**REQUIREMENT**
Write each line out exactly, leaving none out.

----

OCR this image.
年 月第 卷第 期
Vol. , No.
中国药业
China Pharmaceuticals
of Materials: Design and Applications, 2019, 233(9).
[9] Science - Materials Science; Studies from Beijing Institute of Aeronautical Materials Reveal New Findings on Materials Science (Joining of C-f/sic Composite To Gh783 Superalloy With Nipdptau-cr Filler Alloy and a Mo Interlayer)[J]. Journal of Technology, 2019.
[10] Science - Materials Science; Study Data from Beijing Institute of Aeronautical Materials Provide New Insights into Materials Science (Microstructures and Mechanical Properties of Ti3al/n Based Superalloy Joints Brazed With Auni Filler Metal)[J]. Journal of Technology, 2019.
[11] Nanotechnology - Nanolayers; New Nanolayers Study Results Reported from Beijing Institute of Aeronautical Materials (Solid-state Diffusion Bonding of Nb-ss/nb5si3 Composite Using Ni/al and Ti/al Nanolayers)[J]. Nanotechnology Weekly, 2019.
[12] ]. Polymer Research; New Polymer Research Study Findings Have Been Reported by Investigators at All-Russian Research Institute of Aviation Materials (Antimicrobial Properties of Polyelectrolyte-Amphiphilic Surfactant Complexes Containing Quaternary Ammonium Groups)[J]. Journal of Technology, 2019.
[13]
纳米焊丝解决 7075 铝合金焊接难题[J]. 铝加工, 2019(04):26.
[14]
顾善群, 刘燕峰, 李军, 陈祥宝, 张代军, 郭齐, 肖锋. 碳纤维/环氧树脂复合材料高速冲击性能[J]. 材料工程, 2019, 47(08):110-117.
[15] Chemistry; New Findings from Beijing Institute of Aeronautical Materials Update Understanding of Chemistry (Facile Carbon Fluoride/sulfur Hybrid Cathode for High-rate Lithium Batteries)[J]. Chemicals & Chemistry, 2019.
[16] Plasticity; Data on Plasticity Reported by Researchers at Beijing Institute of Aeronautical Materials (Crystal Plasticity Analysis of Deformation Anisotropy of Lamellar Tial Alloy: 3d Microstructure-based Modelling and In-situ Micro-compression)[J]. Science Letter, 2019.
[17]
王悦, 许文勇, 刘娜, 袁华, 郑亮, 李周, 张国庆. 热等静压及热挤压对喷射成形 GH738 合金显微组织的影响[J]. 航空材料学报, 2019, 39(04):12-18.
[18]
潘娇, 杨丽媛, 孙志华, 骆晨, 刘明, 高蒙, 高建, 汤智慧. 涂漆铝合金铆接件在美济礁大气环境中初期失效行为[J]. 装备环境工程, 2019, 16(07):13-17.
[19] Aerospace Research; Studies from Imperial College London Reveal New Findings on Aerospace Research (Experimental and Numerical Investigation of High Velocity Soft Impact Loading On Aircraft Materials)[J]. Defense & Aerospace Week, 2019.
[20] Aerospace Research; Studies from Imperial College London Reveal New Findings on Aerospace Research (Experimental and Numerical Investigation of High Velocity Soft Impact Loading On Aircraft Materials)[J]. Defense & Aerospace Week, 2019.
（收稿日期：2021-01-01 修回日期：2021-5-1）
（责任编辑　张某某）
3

----

**ANSWER TO THE EXERCISE**
OCR this image.
年 月第 卷第 期
Vol. , No.
中国药业
China Pharmaceuticals
of Materials: Design and Applications, 2019, 233(9).
[9] Science - Materials Science; Studies from Beijing Institute of Aeronautical Materials Reveal New Findings on Materials Science (Joining of C-f/sic Composite To Gh783 Superalloy With Nipdptau-cr Filler Alloy and a Mo Interlayer)[J]. Journal of Technology, 2019.
[10] Science - Materials Science; Study Data from Beijing Institute of Aeronautical Materials Provide New Insights into Materials Science (Microstructures and Mechanical Properties of Ti3al/n Based Superalloy Joints Brazed With Auni Filler Metal)[J]. Journal of Technology, 2019.
[11] Nanotechnology - Nanolayers; New Nanolayers Study Results Reported from Beijing Institute of Aeronautical Materials (Solid-state Diffusion Bonding of Nb-ss/nb5si3 Composite Using Ni/al and Ti/al Nanolayers)[J]. Nanotechnology Weekly, 2019.
[12] ]. Polymer Research; New Polymer Research Study Findings Have Been Reported by Investigators at All-Russian Research Institute of Aviation Materials (Antimicrobial Properties of Polyelectrolyte-Amphiphilic Surfactant Complexes Containing Quaternary Ammonium Groups)[J]. Journal of Technology, 2019.
[13]
纳米焊丝解决 7075 铝合金焊接难题[J]. 铝加工, 2019(04):26.
[14]
顾善群, 刘燕峰, 李军, 陈祥宝, 张代军, 郭齐, 肖锋. 碳纤维/环氧树脂复合材料高速冲击性能[J]. 材料工程, 2019, 47(08):110-117.
[15] Chemistry; New Findings from Beijing Institute of Aeronautical Materials Update Understanding of Chemistry (Facile Carbon Fluoride/sulfur Hybrid Cathode for High-rate Lithium Batteries)[J]. Chemicals & Chemistry, 2019.
[16] Plasticity; Data on Plasticity Reported by Researchers at Beijing Institute of Aeronautical Materials (Crystal Plasticity Analysis of Deformation Anisotropy of Lamellar Tial Alloy: 3d Microstructure-based Modelling and In-situ Micro-compression)[J]. Science Letter, 2019.
[17]
王悦, 许文勇, 刘娜, 袁华, 郑亮, 李周, 张国庆. 热等静压及热挤压对喷射成形 GH738 合金显微组织的影响[J]. 航空材料学报, 2019, 39(04):12-18.
[18]
潘娇, 杨丽媛, 孙志华, 骆晨, 刘明, 高蒙, 高建, 汤智慧. 涂漆铝合金铆接件在美济礁大气环境中初期失效行为[J]. 装备环境工程, 2019, 16(07):13-17.
[19] Aerospace Research; Studies from Imperial College London Reveal New Findings on Aerospace Research (Experimental and Numerical Investigation of High Velocity Soft Impact Loading On Aircraft Materials)[J]. Defense & Aerospace Week, 2019.
[20] Aerospace Research; Studies from Imperial College London Reveal New Findings on Aerospace Research (Experimental and Numerical Investigation of High Velocity Soft Impact Loading On Aircraft Materials)[J]. Defense & Aerospace Week, 2019.
（收稿日期：2021-01-01 修回日期：2021-5-1）
（责任编辑　张某某）
3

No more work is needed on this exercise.